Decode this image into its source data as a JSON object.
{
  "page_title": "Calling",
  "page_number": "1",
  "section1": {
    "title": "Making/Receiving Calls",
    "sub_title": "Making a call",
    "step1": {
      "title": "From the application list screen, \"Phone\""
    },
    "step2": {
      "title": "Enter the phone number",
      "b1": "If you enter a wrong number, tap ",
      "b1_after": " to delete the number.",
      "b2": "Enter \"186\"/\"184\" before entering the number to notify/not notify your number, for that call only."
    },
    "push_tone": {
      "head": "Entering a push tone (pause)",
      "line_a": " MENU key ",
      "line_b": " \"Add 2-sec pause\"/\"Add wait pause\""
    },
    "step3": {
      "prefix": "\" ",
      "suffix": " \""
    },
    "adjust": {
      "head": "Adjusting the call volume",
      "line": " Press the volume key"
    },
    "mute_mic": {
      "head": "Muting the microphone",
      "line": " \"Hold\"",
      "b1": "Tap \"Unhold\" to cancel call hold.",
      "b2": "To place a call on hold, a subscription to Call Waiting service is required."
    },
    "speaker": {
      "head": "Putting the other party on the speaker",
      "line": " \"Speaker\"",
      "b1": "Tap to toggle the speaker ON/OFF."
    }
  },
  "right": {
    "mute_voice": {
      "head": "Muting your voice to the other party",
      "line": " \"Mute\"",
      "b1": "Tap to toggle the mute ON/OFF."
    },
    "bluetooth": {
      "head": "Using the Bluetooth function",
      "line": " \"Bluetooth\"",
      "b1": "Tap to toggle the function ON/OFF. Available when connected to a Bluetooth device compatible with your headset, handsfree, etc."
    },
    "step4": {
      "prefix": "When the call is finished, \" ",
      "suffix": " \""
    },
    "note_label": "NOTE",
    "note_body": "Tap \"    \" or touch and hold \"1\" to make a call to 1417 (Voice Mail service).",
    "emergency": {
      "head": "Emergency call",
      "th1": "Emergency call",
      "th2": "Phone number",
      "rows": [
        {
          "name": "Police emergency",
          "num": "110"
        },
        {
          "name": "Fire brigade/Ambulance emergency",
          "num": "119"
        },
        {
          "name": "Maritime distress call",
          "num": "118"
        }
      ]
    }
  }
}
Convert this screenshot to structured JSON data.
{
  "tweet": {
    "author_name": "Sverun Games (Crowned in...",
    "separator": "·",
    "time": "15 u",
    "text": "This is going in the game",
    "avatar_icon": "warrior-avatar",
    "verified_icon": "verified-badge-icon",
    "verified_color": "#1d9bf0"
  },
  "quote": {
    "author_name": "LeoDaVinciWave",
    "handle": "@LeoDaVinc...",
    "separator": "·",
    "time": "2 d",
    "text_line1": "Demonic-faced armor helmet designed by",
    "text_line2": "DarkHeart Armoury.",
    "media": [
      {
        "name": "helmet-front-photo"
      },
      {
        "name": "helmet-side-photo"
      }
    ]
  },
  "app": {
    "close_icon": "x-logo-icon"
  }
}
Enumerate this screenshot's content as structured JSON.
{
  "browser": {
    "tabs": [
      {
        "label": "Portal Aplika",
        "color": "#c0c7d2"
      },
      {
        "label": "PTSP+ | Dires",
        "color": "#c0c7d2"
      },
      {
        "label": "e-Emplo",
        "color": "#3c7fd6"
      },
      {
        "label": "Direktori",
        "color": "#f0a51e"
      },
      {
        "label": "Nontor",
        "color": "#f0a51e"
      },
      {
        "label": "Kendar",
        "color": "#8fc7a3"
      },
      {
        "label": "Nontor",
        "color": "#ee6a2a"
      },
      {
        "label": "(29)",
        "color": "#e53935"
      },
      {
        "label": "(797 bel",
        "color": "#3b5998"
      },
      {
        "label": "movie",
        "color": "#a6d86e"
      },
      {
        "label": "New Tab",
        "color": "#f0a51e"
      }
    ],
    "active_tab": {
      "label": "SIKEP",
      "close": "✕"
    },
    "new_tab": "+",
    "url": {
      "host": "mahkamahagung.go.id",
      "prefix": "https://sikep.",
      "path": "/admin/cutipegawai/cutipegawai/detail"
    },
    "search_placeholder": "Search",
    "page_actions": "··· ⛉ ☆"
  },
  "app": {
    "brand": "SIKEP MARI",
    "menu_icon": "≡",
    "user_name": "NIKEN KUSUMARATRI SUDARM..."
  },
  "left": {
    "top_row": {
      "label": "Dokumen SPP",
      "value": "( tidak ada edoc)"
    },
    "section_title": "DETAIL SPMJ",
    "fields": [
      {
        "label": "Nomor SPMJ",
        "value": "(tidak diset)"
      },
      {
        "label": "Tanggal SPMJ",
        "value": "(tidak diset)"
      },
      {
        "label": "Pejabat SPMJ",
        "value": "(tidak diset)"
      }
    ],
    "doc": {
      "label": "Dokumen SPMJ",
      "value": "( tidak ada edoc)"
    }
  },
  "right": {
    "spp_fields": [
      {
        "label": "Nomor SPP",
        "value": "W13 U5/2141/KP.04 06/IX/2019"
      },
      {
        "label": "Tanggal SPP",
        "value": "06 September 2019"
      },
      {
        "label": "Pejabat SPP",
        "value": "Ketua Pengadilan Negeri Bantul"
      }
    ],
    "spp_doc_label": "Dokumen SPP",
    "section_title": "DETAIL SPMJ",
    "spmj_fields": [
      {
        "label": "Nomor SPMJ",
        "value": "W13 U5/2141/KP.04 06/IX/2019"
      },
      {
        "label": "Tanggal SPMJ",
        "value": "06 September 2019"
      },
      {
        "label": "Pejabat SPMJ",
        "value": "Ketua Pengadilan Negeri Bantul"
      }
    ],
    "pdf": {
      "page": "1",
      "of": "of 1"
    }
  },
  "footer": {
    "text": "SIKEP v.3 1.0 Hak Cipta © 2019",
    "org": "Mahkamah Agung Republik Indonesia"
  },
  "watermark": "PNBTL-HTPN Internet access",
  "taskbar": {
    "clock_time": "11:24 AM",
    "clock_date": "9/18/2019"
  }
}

--

- _What you will do_: Every line of the material must be returned exactly as it appears.

- _Final answer_:
Decode this image into its source data as a JSON object.
{
  "page_title": "Calling",
  "page_number": "1",
  "section1": {
    "title": "Making/Receiving Calls",
    "sub_title": "Making a call",
    "step1": {
      "title": "From the application list screen, \"Phone\""
    },
    "step2": {
      "title": "Enter the phone number",
      "b1": "If you enter a wrong number, tap ",
      "b1_after": " to delete the number.",
      "b2": "Enter \"186\"/\"184\" before entering the number to notify/not notify your number, for that call only."
    },
    "push_tone": {
      "head": "Entering a push tone (pause)",
      "line_a": " MENU key ",
      "line_b": " \"Add 2-sec pause\"/\"Add wait pause\""
    },
    "step3": {
      "prefix": "\" ",
      "suffix": " \""
    },
    "adjust": {
      "head": "Adjusting the call volume",
      "line": " Press the volume key"
    },
    "mute_mic": {
      "head": "Muting the microphone",
      "line": " \"Hold\"",
      "b1": "Tap \"Unhold\" to cancel call hold.",
      "b2": "To place a call on hold, a subscription to Call Waiting service is required."
    },
    "speaker": {
      "head": "Putting the other party on the speaker",
      "line": " \"Speaker\"",
      "b1": "Tap to toggle the speaker ON/OFF."
    }
  },
  "right": {
    "mute_voice": {
      "head": "Muting your voice to the other party",
      "line": " \"Mute\"",
      "b1": "Tap to toggle the mute ON/OFF."
    },
    "bluetooth": {
      "head": "Using the Bluetooth function",
      "line": " \"Bluetooth\"",
      "b1": "Tap to toggle the function ON/OFF. Available when connected to a Bluetooth device compatible with your headset, handsfree, etc."
    },
    "step4": {
      "prefix": "When the call is finished, \" ",
      "suffix": " \""
    },
    "note_label": "NOTE",
    "note_body": "Tap \"    \" or touch and hold \"1\" to make a call to 1417 (Voice Mail service).",
    "emergency": {
      "head": "Emergency call",
      "th1": "Emergency call",
      "th2": "Phone number",
      "rows": [
        {
          "name": "Police emergency",
          "num": "110"
        },
        {
          "name": "Fire brigade/Ambulance emergency",
          "num": "119"
        },
        {
          "name": "Maritime distress call",
          "num": "118"
        }
      ]
    }
  }
}
Convert this screenshot to structured JSON data.
{
  "tweet": {
    "author_name": "Sverun Games (Crowned in...",
    "separator": "·",
    "time": "15 u",
    "text": "This is going in the game",
    "avatar_icon": "warrior-avatar",
    "verified_icon": "verified-badge-icon",
    "verified_color": "#1d9bf0"
  },
  "quote": {
    "author_name": "LeoDaVinciWave",
    "handle": "@LeoDaVinc...",
    "separator": "·",
    "time": "2 d",
    "text_line1": "Demonic-faced armor helmet designed by",
    "text_line2": "DarkHeart Armoury.",
    "media": [
      {
        "name": "helmet-front-photo"
      },
      {
        "name": "helmet-side-photo"
      }
    ]
  },
  "app": {
    "close_icon": "x-logo-icon"
  }
}
Enumerate this screenshot's content as structured JSON.
{
  "browser": {
    "tabs": [
      {
        "label": "Portal Aplika",
        "color": "#c0c7d2"
      },
      {
        "label": "PTSP+ | Dires",
        "color": "#c0c7d2"
      },
      {
        "label": "e-Emplo",
        "color": "#3c7fd6"
      },
      {
        "label": "Direktori",
        "color": "#f0a51e"
      },
      {
        "label": "Nontor",
        "color": "#f0a51e"
      },
      {
        "label": "Kendar",
        "color": "#8fc7a3"
      },
      {
        "label": "Nontor",
        "color": "#ee6a2a"
      },
      {
        "label": "(29)",
        "color": "#e53935"
      },
      {
        "label": "(797 bel",
        "color": "#3b5998"
      },
      {
        "label": "movie",
        "color": "#a6d86e"
      },
      {
        "label": "New Tab",
        "color": "#f0a51e"
      }
    ],
    "active_tab": {
      "label": "SIKEP",
      "close": "✕"
    },
    "new_tab": "+",
    "url": {
      "host": "mahkamahagung.go.id",
      "prefix": "https://sikep.",
      "path": "/admin/cutipegawai/cutipegawai/detail"
    },
    "search_placeholder": "Search",
    "page_actions": "··· ⛉ ☆"
  },
  "app": {
    "brand": "SIKEP MARI",
    "menu_icon": "≡",
    "user_name": "NIKEN KUSUMARATRI SUDARM..."
  },
  "left": {
    "top_row": {
      "label": "Dokumen SPP",
      "value": "( tidak ada edoc)"
    },
    "section_title": "DETAIL SPMJ",
    "fields": [
      {
        "label": "Nomor SPMJ",
        "value": "(tidak diset)"
      },
      {
        "label": "Tanggal SPMJ",
        "value": "(tidak diset)"
      },
      {
        "label": "Pejabat SPMJ",
        "value": "(tidak diset)"
      }
    ],
    "doc": {
      "label": "Dokumen SPMJ",
      "value": "( tidak ada edoc)"
    }
  },
  "right": {
    "spp_fields": [
      {
        "label": "Nomor SPP",
        "value": "W13 U5/2141/KP.04 06/IX/2019"
      },
      {
        "label": "Tanggal SPP",
        "value": "06 September 2019"
      },
      {
        "label": "Pejabat SPP",
        "value": "Ketua Pengadilan Negeri Bantul"
      }
    ],
    "spp_doc_label": "Dokumen SPP",
    "section_title": "DETAIL SPMJ",
    "spmj_fields": [
      {
        "label": "Nomor SPMJ",
        "value": "W13 U5/2141/KP.04 06/IX/2019"
      },
      {
        "label": "Tanggal SPMJ",
        "value": "06 September 2019"
      },
      {
        "label": "Pejabat SPMJ",
        "value": "Ketua Pengadilan Negeri Bantul"
      }
    ],
    "pdf": {
      "page": "1",
      "of": "of 1"
    }
  },
  "footer": {
    "text": "SIKEP v.3 1.0 Hak Cipta © 2019",
    "org": "Mahkamah Agung Republik Indonesia"
  },
  "watermark": "PNBTL-HTPN Internet access",
  "taskbar": {
    "clock_time": "11:24 AM",
    "clock_date": "9/18/2019"
  }
}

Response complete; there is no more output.